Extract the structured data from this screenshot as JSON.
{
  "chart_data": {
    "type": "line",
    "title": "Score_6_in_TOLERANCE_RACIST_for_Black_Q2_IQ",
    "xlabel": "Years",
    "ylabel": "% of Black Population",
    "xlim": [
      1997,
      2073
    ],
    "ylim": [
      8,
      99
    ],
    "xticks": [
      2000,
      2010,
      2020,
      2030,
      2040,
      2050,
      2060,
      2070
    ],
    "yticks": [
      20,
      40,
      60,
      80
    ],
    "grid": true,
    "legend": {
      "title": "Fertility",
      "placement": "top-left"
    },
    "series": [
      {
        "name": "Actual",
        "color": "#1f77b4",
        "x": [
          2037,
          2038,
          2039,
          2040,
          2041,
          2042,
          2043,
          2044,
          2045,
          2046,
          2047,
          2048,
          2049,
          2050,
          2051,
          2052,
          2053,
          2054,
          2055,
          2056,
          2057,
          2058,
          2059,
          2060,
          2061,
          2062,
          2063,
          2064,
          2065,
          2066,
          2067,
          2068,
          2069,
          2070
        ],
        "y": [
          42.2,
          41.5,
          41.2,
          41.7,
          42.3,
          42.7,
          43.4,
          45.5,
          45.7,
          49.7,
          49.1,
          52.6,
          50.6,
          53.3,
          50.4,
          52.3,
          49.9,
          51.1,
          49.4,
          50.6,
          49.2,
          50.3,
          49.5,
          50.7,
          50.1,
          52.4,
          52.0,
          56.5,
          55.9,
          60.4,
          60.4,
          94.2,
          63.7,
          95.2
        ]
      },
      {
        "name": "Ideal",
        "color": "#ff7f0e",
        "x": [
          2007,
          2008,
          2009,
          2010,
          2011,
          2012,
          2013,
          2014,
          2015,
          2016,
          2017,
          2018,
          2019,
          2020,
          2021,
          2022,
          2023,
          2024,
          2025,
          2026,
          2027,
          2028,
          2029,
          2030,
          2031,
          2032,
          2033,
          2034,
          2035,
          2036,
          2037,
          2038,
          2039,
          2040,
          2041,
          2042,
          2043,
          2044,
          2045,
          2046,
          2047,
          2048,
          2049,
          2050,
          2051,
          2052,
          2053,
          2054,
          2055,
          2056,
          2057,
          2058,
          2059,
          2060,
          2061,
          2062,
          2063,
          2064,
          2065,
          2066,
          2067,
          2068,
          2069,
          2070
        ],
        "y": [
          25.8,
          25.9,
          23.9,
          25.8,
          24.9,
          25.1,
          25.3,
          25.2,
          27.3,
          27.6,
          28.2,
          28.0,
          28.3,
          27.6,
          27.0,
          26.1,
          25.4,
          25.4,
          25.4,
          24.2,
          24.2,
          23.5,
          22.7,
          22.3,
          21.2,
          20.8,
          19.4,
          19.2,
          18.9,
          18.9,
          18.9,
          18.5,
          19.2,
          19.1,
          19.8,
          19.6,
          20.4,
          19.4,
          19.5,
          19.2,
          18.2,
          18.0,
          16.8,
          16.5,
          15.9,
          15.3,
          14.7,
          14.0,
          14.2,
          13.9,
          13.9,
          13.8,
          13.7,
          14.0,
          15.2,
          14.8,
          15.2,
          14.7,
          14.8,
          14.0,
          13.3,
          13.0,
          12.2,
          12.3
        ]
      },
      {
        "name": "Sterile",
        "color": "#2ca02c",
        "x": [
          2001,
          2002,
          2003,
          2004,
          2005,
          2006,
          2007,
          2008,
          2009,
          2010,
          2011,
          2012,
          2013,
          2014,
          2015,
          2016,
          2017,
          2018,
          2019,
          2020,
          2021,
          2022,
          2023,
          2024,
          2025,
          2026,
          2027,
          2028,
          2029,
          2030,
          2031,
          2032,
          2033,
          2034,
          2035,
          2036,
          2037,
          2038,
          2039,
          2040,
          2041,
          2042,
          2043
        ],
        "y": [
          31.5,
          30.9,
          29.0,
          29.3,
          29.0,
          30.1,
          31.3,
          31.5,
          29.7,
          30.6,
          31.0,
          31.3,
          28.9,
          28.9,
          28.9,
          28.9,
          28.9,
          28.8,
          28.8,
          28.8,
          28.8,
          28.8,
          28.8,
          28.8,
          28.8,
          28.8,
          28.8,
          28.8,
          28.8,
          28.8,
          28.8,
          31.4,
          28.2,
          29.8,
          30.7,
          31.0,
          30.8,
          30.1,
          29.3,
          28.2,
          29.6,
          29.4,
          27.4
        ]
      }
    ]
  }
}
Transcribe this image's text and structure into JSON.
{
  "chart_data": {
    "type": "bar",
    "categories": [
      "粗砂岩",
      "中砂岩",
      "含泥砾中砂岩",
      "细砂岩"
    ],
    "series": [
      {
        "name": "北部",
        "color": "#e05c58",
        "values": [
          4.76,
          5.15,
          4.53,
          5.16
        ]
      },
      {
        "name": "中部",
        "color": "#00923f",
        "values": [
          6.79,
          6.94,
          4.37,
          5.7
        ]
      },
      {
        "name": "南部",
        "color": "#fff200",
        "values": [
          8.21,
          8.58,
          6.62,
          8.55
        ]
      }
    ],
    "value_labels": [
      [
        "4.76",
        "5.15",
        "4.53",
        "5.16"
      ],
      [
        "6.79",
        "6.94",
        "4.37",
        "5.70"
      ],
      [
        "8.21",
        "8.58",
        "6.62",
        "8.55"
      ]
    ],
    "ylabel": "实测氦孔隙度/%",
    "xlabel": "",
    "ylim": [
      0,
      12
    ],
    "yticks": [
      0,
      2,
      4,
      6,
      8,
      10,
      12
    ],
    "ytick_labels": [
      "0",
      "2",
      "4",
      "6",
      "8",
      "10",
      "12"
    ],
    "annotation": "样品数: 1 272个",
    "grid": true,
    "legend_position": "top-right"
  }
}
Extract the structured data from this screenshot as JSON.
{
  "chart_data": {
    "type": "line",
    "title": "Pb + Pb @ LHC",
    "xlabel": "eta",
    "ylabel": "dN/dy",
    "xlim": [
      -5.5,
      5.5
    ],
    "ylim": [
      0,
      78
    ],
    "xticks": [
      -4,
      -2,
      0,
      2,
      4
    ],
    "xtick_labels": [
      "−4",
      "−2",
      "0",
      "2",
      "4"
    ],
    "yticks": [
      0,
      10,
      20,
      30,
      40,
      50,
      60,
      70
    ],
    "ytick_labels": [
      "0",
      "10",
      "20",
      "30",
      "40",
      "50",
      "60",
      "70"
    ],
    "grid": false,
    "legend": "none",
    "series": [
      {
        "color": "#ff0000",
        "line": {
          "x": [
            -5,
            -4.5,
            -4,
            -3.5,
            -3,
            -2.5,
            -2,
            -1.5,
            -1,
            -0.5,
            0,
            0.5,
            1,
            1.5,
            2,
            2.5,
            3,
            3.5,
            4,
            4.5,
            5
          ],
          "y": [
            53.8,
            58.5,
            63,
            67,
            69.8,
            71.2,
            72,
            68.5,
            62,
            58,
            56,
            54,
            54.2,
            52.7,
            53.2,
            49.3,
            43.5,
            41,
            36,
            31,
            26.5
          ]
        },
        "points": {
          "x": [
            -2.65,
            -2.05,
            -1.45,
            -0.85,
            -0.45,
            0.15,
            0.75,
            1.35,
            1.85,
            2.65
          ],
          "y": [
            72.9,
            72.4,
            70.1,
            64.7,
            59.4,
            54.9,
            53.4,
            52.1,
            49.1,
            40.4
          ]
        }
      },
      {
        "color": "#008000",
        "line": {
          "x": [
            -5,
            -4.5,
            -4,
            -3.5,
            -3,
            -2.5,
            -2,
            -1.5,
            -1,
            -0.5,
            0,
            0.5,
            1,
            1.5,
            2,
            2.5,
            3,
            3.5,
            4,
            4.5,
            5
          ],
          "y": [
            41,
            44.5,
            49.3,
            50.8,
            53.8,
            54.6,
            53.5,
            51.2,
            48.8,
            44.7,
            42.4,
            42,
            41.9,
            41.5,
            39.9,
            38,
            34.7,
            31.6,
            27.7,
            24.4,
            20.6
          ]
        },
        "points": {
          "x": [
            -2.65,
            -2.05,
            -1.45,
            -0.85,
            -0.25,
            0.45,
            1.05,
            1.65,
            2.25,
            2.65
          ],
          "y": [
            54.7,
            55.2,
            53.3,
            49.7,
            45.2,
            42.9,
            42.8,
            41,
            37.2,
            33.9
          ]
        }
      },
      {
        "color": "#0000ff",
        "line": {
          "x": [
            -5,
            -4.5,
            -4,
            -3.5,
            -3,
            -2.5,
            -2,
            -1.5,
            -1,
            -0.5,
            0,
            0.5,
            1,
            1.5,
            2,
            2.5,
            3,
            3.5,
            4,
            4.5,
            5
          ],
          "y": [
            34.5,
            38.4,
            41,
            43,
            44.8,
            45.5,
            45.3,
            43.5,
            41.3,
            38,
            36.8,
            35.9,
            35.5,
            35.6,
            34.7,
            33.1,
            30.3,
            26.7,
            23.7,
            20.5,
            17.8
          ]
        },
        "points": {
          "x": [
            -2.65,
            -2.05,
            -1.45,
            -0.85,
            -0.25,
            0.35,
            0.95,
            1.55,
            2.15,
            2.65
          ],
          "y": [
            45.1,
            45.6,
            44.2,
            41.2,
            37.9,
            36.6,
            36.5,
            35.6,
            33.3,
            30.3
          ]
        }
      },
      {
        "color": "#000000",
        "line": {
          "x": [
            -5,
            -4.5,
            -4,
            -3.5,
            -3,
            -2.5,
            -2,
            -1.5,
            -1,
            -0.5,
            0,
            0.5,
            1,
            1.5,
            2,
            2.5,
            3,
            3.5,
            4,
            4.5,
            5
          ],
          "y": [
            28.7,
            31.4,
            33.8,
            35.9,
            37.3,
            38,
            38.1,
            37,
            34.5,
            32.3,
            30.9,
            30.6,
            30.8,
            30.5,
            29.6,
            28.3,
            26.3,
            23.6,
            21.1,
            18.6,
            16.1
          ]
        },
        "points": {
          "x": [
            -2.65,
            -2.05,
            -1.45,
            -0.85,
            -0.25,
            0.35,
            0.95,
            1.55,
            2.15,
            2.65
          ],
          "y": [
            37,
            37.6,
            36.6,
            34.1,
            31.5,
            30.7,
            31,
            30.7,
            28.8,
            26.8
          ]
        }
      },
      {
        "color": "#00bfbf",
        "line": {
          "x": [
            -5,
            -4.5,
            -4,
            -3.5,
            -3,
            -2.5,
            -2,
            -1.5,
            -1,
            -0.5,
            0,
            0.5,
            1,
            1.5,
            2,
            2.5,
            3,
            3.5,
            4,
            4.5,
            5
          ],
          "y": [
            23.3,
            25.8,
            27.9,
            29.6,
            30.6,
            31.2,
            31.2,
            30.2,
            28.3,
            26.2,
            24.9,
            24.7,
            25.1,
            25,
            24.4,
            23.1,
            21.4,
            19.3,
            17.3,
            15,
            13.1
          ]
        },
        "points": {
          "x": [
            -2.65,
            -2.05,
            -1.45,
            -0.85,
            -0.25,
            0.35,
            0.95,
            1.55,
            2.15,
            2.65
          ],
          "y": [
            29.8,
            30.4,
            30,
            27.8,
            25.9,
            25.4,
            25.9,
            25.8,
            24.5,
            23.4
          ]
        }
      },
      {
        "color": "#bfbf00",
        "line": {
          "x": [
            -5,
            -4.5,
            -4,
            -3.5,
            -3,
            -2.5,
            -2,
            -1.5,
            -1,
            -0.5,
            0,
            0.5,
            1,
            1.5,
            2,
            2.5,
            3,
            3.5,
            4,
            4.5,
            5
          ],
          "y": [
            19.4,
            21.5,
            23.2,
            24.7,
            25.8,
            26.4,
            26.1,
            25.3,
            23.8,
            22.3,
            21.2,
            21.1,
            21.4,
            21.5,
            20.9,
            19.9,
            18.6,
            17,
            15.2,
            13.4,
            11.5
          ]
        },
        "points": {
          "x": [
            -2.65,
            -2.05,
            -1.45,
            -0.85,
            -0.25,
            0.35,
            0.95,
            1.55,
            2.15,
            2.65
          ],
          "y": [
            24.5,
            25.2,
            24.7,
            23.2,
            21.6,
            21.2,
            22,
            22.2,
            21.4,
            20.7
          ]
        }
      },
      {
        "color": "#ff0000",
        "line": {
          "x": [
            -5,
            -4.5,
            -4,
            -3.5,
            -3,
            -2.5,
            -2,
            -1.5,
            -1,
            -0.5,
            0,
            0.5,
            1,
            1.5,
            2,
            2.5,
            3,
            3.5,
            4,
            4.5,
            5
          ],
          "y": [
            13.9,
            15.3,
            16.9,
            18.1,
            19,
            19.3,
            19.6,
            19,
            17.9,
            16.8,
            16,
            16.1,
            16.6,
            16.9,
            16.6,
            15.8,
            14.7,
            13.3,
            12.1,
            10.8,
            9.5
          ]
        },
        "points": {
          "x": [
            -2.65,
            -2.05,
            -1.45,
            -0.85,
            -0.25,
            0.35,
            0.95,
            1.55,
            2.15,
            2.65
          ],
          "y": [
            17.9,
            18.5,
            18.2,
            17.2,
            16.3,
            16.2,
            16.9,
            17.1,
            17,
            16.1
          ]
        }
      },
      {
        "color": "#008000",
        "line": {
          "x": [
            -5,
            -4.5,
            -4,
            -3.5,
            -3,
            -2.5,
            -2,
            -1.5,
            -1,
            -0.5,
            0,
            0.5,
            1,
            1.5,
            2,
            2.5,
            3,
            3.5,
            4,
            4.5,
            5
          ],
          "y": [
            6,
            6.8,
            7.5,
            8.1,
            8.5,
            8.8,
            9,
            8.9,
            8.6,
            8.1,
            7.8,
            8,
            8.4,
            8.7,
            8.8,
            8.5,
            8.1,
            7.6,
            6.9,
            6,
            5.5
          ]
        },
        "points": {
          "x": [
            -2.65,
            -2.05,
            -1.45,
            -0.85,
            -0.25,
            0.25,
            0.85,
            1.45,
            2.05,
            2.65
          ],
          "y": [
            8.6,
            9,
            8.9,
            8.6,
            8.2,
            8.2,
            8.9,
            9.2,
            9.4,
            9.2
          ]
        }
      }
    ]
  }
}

# What is required
Copy each line above containing the string "ylabel".

# Result for this task
    "ylabel": "% of Black Population",
    "ylabel": "实测氦孔隙度/%",
    "ylabel": "dN/dy",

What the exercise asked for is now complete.